→ Task brief
Leave out the pictures and restate the rest of the data exactly.

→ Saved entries

__________

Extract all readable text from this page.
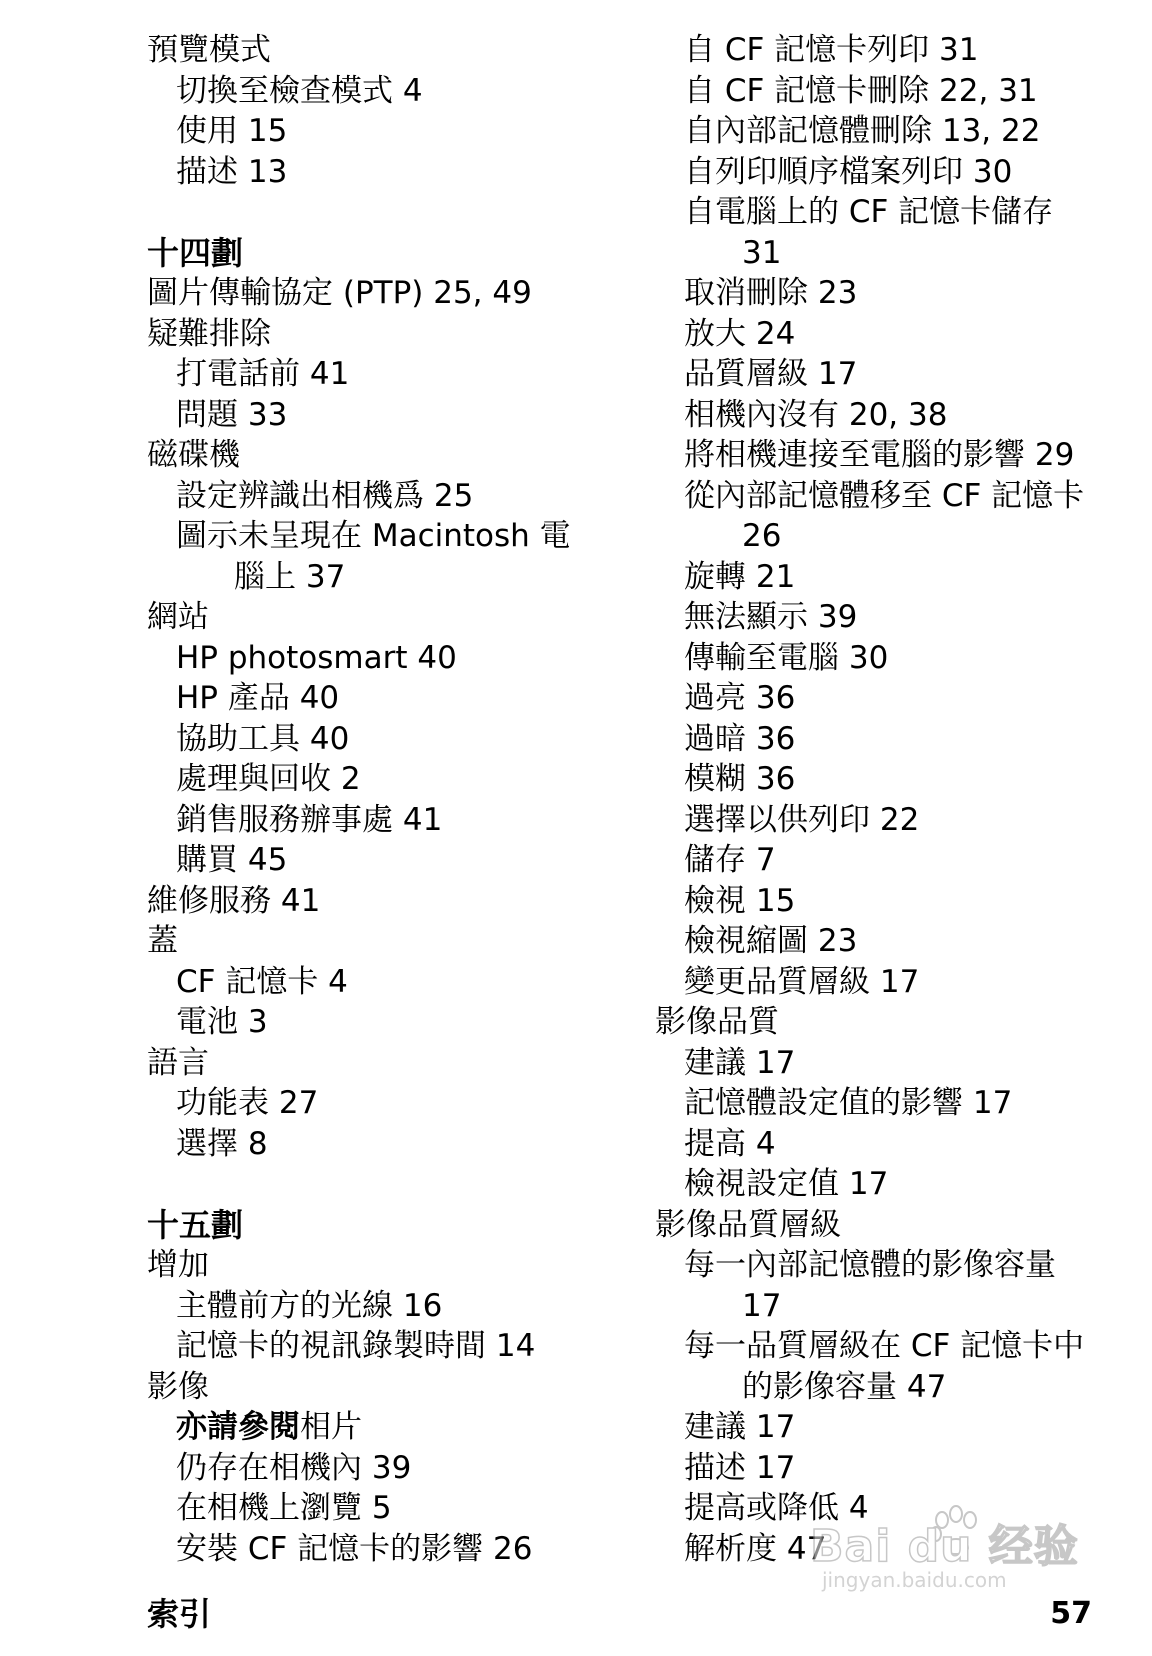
預覽模式
切換至檢查模式 4
使用 15
描述 13
十四劃
圖片傳輸協定 (PTP) 25, 49
疑難排除
打電話前 41
問題 33
磁碟機
設定辨識出相機爲 25
圖示未呈現在 Macintosh 電
腦上 37
網站
HP photosmart 40
HP 產品 40
協助工具 40
處理與回收 2
銷售服務辦事處 41
購買 45
維修服務 41
蓋
CF 記憶卡 4
電池 3
語言
功能表 27
選擇 8
十五劃
增加
主體前方的光線 16
記憶卡的視訊錄製時間 14
影像
亦請參閱相片
仍存在相機內 39
在相機上瀏覽 5
安裝 CF 記憶卡的影響 26
自 CF 記憶卡列印 31
自 CF 記憶卡刪除 22, 31
自內部記憶體刪除 13, 22
自列印順序檔案列印 30
自電腦上的 CF 記憶卡儲存
31
取消刪除 23
放大 24
品質層級 17
相機內沒有 20, 38
將相機連接至電腦的影響 29
從內部記憶體移至 CF 記憶卡
26
旋轉 21
無法顯示 39
傳輸至電腦 30
過亮 36
過暗 36
模糊 36
選擇以供列印 22
儲存 7
檢視 15
檢視縮圖 23
變更品質層級 17
影像品質
建議 17
記憶體設定值的影響 17
提高 4
檢視設定值 17
影像品質層級
每一內部記憶體的影像容量
17
每一品質層級在 CF 記憶卡中
的影像容量 47
建議 17
描述 17
提高或降低 4
解析度 47
索引	57
Bai du 经验
jingyan.baidu.com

__________

→ Output for this exercise
Extract all readable text from this page.
預覽模式
切換至檢查模式 4
使用 15
描述 13
十四劃
圖片傳輸協定 (PTP) 25, 49
疑難排除
打電話前 41
問題 33
磁碟機
設定辨識出相機爲 25
圖示未呈現在 Macintosh 電
腦上 37
網站
HP photosmart 40
HP 產品 40
協助工具 40
處理與回收 2
銷售服務辦事處 41
購買 45
維修服務 41
蓋
CF 記憶卡 4
電池 3
語言
功能表 27
選擇 8
十五劃
增加
主體前方的光線 16
記憶卡的視訊錄製時間 14
影像
亦請參閱相片
仍存在相機內 39
在相機上瀏覽 5
安裝 CF 記憶卡的影響 26
自 CF 記憶卡列印 31
自 CF 記憶卡刪除 22, 31
自內部記憶體刪除 13, 22
自列印順序檔案列印 30
自電腦上的 CF 記憶卡儲存
31
取消刪除 23
放大 24
品質層級 17
相機內沒有 20, 38
將相機連接至電腦的影響 29
從內部記憶體移至 CF 記憶卡
26
旋轉 21
無法顯示 39
傳輸至電腦 30
過亮 36
過暗 36
模糊 36
選擇以供列印 22
儲存 7
檢視 15
檢視縮圖 23
變更品質層級 17
影像品質
建議 17
記憶體設定值的影響 17
提高 4
檢視設定值 17
影像品質層級
每一內部記憶體的影像容量
17
每一品質層級在 CF 記憶卡中
的影像容量 47
建議 17
描述 17
提高或降低 4
解析度 47
索引	57
Bai du 经验
jingyan.baidu.com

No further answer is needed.